Print the data exactly as it is given, please.

→ **Provided records**:
- - - - - - -
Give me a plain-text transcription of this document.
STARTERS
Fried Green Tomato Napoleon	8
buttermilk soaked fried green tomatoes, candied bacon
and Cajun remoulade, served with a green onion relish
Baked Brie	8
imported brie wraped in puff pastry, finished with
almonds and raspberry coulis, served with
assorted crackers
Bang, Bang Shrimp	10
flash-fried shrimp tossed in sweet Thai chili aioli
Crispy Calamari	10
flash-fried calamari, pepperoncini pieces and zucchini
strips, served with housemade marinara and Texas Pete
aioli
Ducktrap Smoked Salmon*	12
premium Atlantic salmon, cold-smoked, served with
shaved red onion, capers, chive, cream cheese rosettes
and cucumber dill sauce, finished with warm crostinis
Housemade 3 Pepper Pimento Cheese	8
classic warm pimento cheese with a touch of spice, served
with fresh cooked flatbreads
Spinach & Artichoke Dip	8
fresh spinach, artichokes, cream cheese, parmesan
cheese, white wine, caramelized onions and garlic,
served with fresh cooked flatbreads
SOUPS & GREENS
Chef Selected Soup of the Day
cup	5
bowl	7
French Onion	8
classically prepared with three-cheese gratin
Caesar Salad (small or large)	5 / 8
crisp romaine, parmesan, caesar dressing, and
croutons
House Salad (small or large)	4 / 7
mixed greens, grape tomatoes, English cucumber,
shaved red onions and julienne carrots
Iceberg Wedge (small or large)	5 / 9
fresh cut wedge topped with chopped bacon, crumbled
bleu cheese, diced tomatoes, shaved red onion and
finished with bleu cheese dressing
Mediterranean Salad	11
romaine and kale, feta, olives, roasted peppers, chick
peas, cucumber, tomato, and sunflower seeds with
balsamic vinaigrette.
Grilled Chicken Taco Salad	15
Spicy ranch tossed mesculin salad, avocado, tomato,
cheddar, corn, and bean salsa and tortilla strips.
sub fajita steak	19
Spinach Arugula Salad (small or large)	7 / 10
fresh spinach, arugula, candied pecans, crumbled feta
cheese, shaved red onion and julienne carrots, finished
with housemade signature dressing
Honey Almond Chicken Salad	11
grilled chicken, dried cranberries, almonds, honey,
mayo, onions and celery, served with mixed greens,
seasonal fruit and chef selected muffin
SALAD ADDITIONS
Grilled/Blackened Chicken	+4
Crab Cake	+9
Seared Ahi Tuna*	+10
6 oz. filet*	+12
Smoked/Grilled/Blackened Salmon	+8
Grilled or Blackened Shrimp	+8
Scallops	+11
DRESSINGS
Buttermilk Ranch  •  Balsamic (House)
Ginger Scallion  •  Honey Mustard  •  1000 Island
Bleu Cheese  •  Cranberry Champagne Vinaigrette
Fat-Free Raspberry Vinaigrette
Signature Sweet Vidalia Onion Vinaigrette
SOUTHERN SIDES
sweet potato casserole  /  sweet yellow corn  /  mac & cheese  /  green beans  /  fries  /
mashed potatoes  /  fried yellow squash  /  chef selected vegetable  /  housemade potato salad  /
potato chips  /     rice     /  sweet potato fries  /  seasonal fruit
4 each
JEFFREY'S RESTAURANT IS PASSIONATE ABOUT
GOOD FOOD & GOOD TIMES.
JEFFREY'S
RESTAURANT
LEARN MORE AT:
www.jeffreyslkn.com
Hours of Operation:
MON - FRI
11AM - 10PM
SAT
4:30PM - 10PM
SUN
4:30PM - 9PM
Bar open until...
- - - - - - -
→ **Solution for this exercise**:
Give me a plain-text transcription of this document.
STARTERS
Fried Green Tomato Napoleon	8
buttermilk soaked fried green tomatoes, candied bacon
and Cajun remoulade, served with a green onion relish
Baked Brie	8
imported brie wraped in puff pastry, finished with
almonds and raspberry coulis, served with
assorted crackers
Bang, Bang Shrimp	10
flash-fried shrimp tossed in sweet Thai chili aioli
Crispy Calamari	10
flash-fried calamari, pepperoncini pieces and zucchini
strips, served with housemade marinara and Texas Pete
aioli
Ducktrap Smoked Salmon*	12
premium Atlantic salmon, cold-smoked, served with
shaved red onion, capers, chive, cream cheese rosettes
and cucumber dill sauce, finished with warm crostinis
Housemade 3 Pepper Pimento Cheese	8
classic warm pimento cheese with a touch of spice, served
with fresh cooked flatbreads
Spinach & Artichoke Dip	8
fresh spinach, artichokes, cream cheese, parmesan
cheese, white wine, caramelized onions and garlic,
served with fresh cooked flatbreads
SOUPS & GREENS
Chef Selected Soup of the Day
cup	5
bowl	7
French Onion	8
classically prepared with three-cheese gratin
Caesar Salad (small or large)	5 / 8
crisp romaine, parmesan, caesar dressing, and
croutons
House Salad (small or large)	4 / 7
mixed greens, grape tomatoes, English cucumber,
shaved red onions and julienne carrots
Iceberg Wedge (small or large)	5 / 9
fresh cut wedge topped with chopped bacon, crumbled
bleu cheese, diced tomatoes, shaved red onion and
finished with bleu cheese dressing
Mediterranean Salad	11
romaine and kale, feta, olives, roasted peppers, chick
peas, cucumber, tomato, and sunflower seeds with
balsamic vinaigrette.
Grilled Chicken Taco Salad	15
Spicy ranch tossed mesculin salad, avocado, tomato,
cheddar, corn, and bean salsa and tortilla strips.
sub fajita steak	19
Spinach Arugula Salad (small or large)	7 / 10
fresh spinach, arugula, candied pecans, crumbled feta
cheese, shaved red onion and julienne carrots, finished
with housemade signature dressing
Honey Almond Chicken Salad	11
grilled chicken, dried cranberries, almonds, honey,
mayo, onions and celery, served with mixed greens,
seasonal fruit and chef selected muffin
SALAD ADDITIONS
Grilled/Blackened Chicken	+4
Crab Cake	+9
Seared Ahi Tuna*	+10
6 oz. filet*	+12
Smoked/Grilled/Blackened Salmon	+8
Grilled or Blackened Shrimp	+8
Scallops	+11
DRESSINGS
Buttermilk Ranch  •  Balsamic (House)
Ginger Scallion  •  Honey Mustard  •  1000 Island
Bleu Cheese  •  Cranberry Champagne Vinaigrette
Fat-Free Raspberry Vinaigrette
Signature Sweet Vidalia Onion Vinaigrette
SOUTHERN SIDES
sweet potato casserole  /  sweet yellow corn  /  mac & cheese  /  green beans  /  fries  /
mashed potatoes  /  fried yellow squash  /  chef selected vegetable  /  housemade potato salad  /
potato chips  /     rice     /  sweet potato fries  /  seasonal fruit
4 each
JEFFREY'S RESTAURANT IS PASSIONATE ABOUT
GOOD FOOD & GOOD TIMES.
JEFFREY'S
RESTAURANT
LEARN MORE AT:
www.jeffreyslkn.com
Hours of Operation:
MON - FRI
11AM - 10PM
SAT
4:30PM - 10PM
SUN
4:30PM - 9PM
Bar open until...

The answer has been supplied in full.